Start of Data provided
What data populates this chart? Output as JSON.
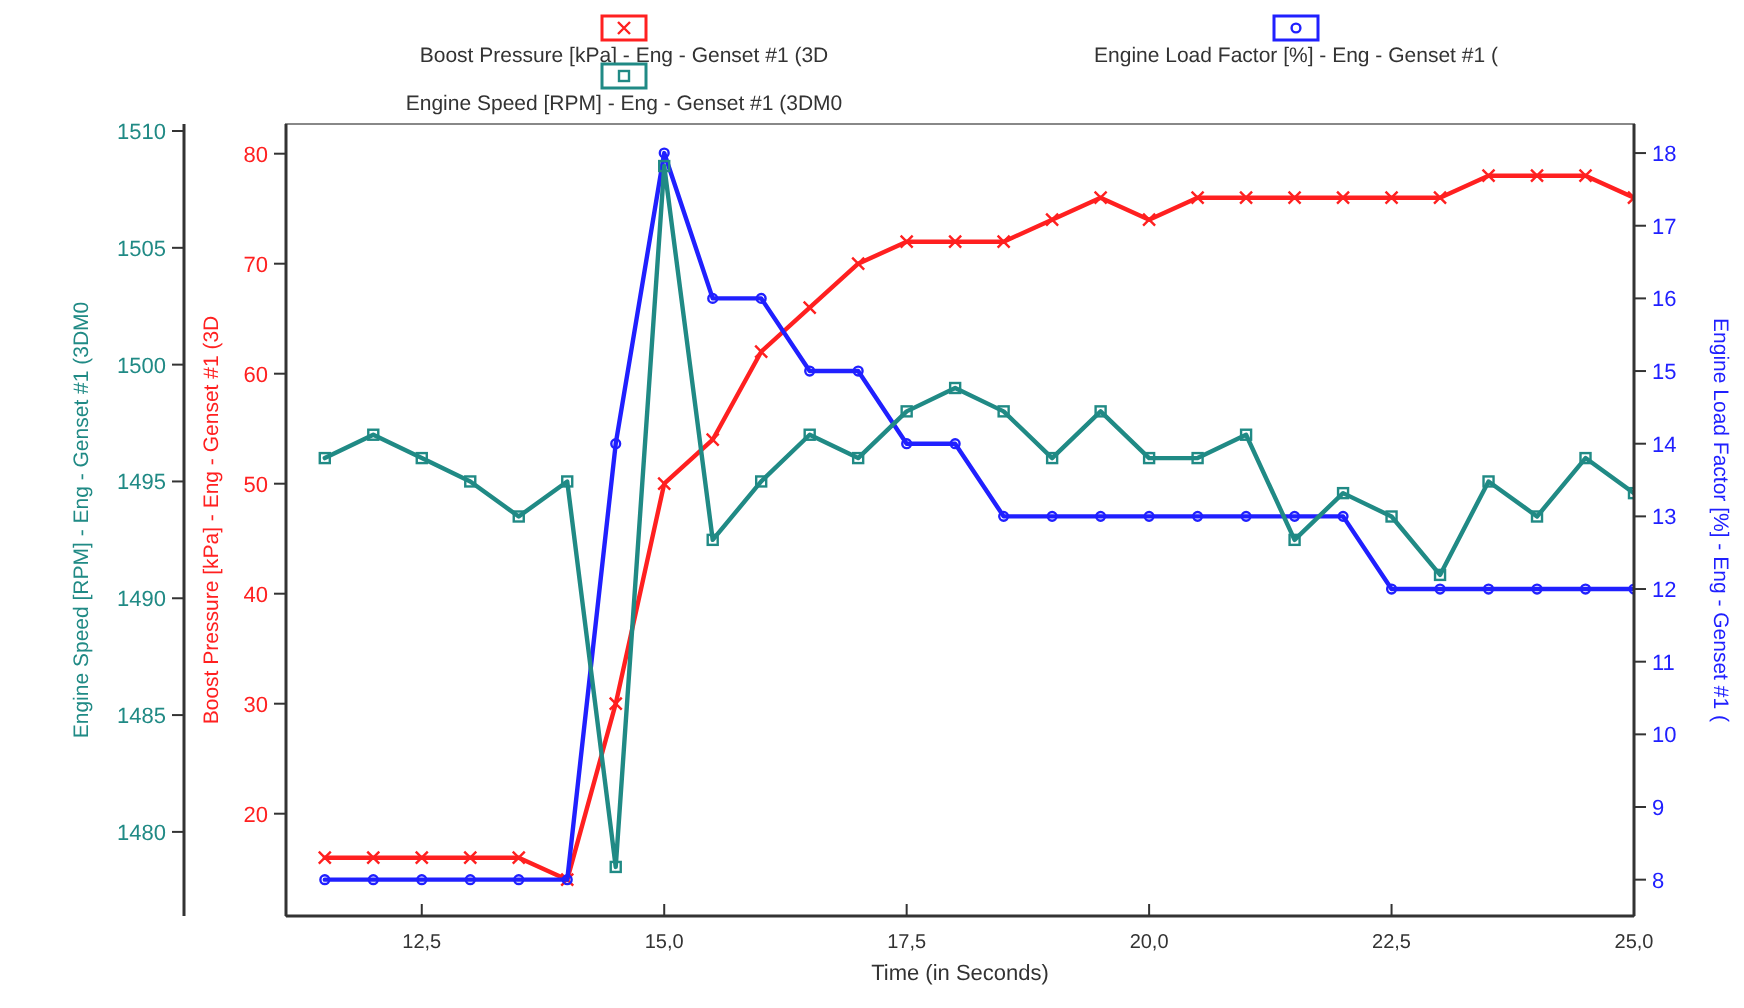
{
  "chart_data": {
    "type": "line",
    "xlabel": "Time (in Seconds)",
    "ylabel": "Boost Pressure [kPa] - Eng - Genset #1 (3D",
    "y2label": "Engine Load Factor [%] - Eng - Genset #1 (",
    "y3label": "Engine Speed [RPM] - Eng - Genset #1 (3DM0",
    "x": [
      11.5,
      12,
      12.5,
      13,
      13.5,
      14,
      14.5,
      15,
      15.5,
      16,
      16.5,
      17,
      17.5,
      18,
      18.5,
      19,
      19.5,
      20,
      20.5,
      21,
      21.5,
      22,
      22.5,
      23,
      23.5,
      24,
      24.5,
      25
    ],
    "xlim": [
      11.1,
      25
    ],
    "xticks": [
      {
        "value": 12.5,
        "label": "12,5"
      },
      {
        "value": 15,
        "label": "15,0"
      },
      {
        "value": 17.5,
        "label": "17,5"
      },
      {
        "value": 20,
        "label": "20,0"
      },
      {
        "value": 22.5,
        "label": "22,5"
      },
      {
        "value": 25,
        "label": "25,0"
      }
    ],
    "ylim": [
      10.7,
      82.7
    ],
    "yticks": [
      20,
      30,
      40,
      50,
      60,
      70,
      80
    ],
    "y2lim": [
      7.5,
      18.4
    ],
    "y2ticks": [
      8,
      9,
      10,
      11,
      12,
      13,
      14,
      15,
      16,
      17,
      18
    ],
    "y3lim": [
      1476.4,
      1510.3
    ],
    "y3ticks": [
      1480,
      1485,
      1490,
      1495,
      1500,
      1505,
      1510
    ],
    "grid": false,
    "legend": "top",
    "line_style": "solid",
    "series": [
      {
        "name": "Boost Pressure [kPa] - Eng - Genset #1 (3D",
        "color": "#ff2020",
        "marker": "cross",
        "values": [
          16,
          16,
          16,
          16,
          16,
          14,
          30,
          50,
          54,
          62,
          66,
          70,
          72,
          72,
          72,
          74,
          76,
          74,
          76,
          76,
          76,
          76,
          76,
          76,
          78,
          78,
          78,
          76
        ]
      },
      {
        "name": "Engine Load Factor [%] - Eng - Genset #1 (",
        "color": "#2020ff",
        "marker": "circle",
        "axis": "y2",
        "values": [
          8,
          8,
          8,
          8,
          8,
          8,
          14,
          18,
          16,
          16,
          15,
          15,
          14,
          14,
          13,
          13,
          13,
          13,
          13,
          13,
          13,
          13,
          12,
          12,
          12,
          12,
          12,
          12
        ]
      },
      {
        "name": "Engine Speed [RPM] - Eng - Genset #1 (3DM0",
        "color": "#208a85",
        "marker": "square",
        "axis": "y3",
        "values": [
          1496,
          1497,
          1496,
          1495,
          1493.5,
          1495,
          1478.5,
          1508.5,
          1492.5,
          1495,
          1497,
          1496,
          1498,
          1499,
          1498,
          1496,
          1498,
          1496,
          1496,
          1497,
          1492.5,
          1494.5,
          1493.5,
          1491,
          1495,
          1493.5,
          1496,
          1494.5
        ]
      }
    ]
  }
}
End of Data provided
→ Task brief
Print the entries above exactly, taking out only the pictures.

→ Written response
What data populates this chart? Output as JSON.
{
  "chart_data": {
    "type": "line",
    "xlabel": "Time (in Seconds)",
    "ylabel": "Boost Pressure [kPa] - Eng - Genset #1 (3D",
    "y2label": "Engine Load Factor [%] - Eng - Genset #1 (",
    "y3label": "Engine Speed [RPM] - Eng - Genset #1 (3DM0",
    "x": [
      11.5,
      12,
      12.5,
      13,
      13.5,
      14,
      14.5,
      15,
      15.5,
      16,
      16.5,
      17,
      17.5,
      18,
      18.5,
      19,
      19.5,
      20,
      20.5,
      21,
      21.5,
      22,
      22.5,
      23,
      23.5,
      24,
      24.5,
      25
    ],
    "xlim": [
      11.1,
      25
    ],
    "xticks": [
      {
        "value": 12.5,
        "label": "12,5"
      },
      {
        "value": 15,
        "label": "15,0"
      },
      {
        "value": 17.5,
        "label": "17,5"
      },
      {
        "value": 20,
        "label": "20,0"
      },
      {
        "value": 22.5,
        "label": "22,5"
      },
      {
        "value": 25,
        "label": "25,0"
      }
    ],
    "ylim": [
      10.7,
      82.7
    ],
    "yticks": [
      20,
      30,
      40,
      50,
      60,
      70,
      80
    ],
    "y2lim": [
      7.5,
      18.4
    ],
    "y2ticks": [
      8,
      9,
      10,
      11,
      12,
      13,
      14,
      15,
      16,
      17,
      18
    ],
    "y3lim": [
      1476.4,
      1510.3
    ],
    "y3ticks": [
      1480,
      1485,
      1490,
      1495,
      1500,
      1505,
      1510
    ],
    "grid": false,
    "legend": "top",
    "line_style": "solid",
    "series": [
      {
        "name": "Boost Pressure [kPa] - Eng - Genset #1 (3D",
        "color": "#ff2020",
        "marker": "cross",
        "values": [
          16,
          16,
          16,
          16,
          16,
          14,
          30,
          50,
          54,
          62,
          66,
          70,
          72,
          72,
          72,
          74,
          76,
          74,
          76,
          76,
          76,
          76,
          76,
          76,
          78,
          78,
          78,
          76
        ]
      },
      {
        "name": "Engine Load Factor [%] - Eng - Genset #1 (",
        "color": "#2020ff",
        "marker": "circle",
        "axis": "y2",
        "values": [
          8,
          8,
          8,
          8,
          8,
          8,
          14,
          18,
          16,
          16,
          15,
          15,
          14,
          14,
          13,
          13,
          13,
          13,
          13,
          13,
          13,
          13,
          12,
          12,
          12,
          12,
          12,
          12
        ]
      },
      {
        "name": "Engine Speed [RPM] - Eng - Genset #1 (3DM0",
        "color": "#208a85",
        "marker": "square",
        "axis": "y3",
        "values": [
          1496,
          1497,
          1496,
          1495,
          1493.5,
          1495,
          1478.5,
          1508.5,
          1492.5,
          1495,
          1497,
          1496,
          1498,
          1499,
          1498,
          1496,
          1498,
          1496,
          1496,
          1497,
          1492.5,
          1494.5,
          1493.5,
          1491,
          1495,
          1493.5,
          1496,
          1494.5
        ]
      }
    ]
  }
}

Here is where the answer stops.